Exercise aim —
Of all the lines in the material, how many include the word "description"? Reply with the number alone.

Extracted data entries:
------------------------------------------------------------

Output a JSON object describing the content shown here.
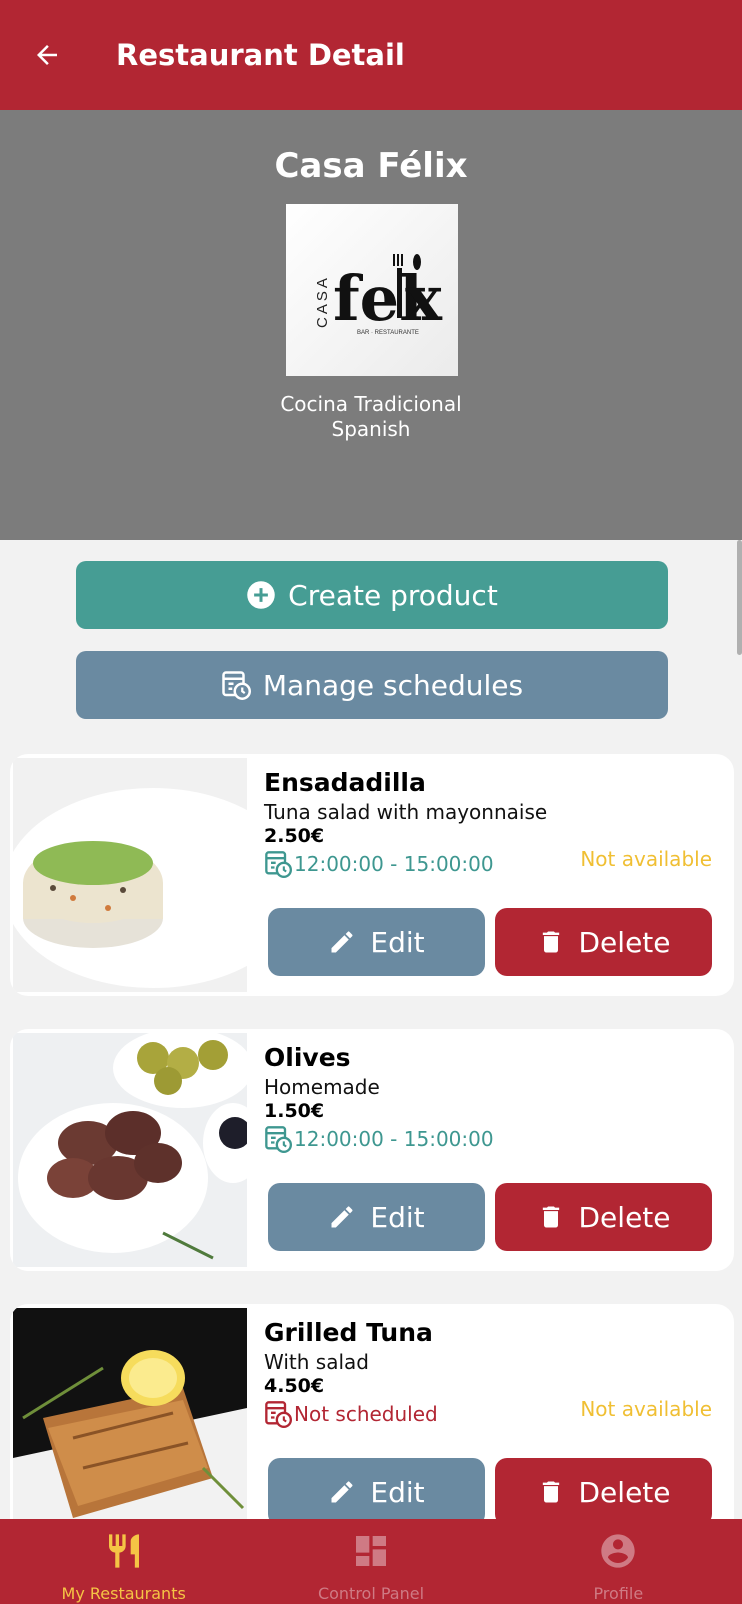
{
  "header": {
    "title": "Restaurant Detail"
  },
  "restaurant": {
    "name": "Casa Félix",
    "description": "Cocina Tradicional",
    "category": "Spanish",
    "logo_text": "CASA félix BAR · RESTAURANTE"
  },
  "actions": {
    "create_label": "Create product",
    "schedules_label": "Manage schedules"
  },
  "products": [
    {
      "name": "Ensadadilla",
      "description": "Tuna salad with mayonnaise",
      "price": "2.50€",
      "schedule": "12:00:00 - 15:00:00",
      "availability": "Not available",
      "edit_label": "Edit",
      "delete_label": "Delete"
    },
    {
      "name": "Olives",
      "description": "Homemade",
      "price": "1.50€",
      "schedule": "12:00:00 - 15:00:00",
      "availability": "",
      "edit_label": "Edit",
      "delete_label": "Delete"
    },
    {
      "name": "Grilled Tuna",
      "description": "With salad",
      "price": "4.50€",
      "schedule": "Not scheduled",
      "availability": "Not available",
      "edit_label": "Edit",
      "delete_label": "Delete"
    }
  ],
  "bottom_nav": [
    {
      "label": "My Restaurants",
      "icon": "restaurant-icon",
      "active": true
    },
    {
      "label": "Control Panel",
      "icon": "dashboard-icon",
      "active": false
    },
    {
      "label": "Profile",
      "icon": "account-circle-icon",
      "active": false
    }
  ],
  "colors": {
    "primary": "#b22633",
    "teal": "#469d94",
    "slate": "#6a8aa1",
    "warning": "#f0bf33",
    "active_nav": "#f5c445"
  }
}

------------------------------------------------------------

Solution to this problem —
4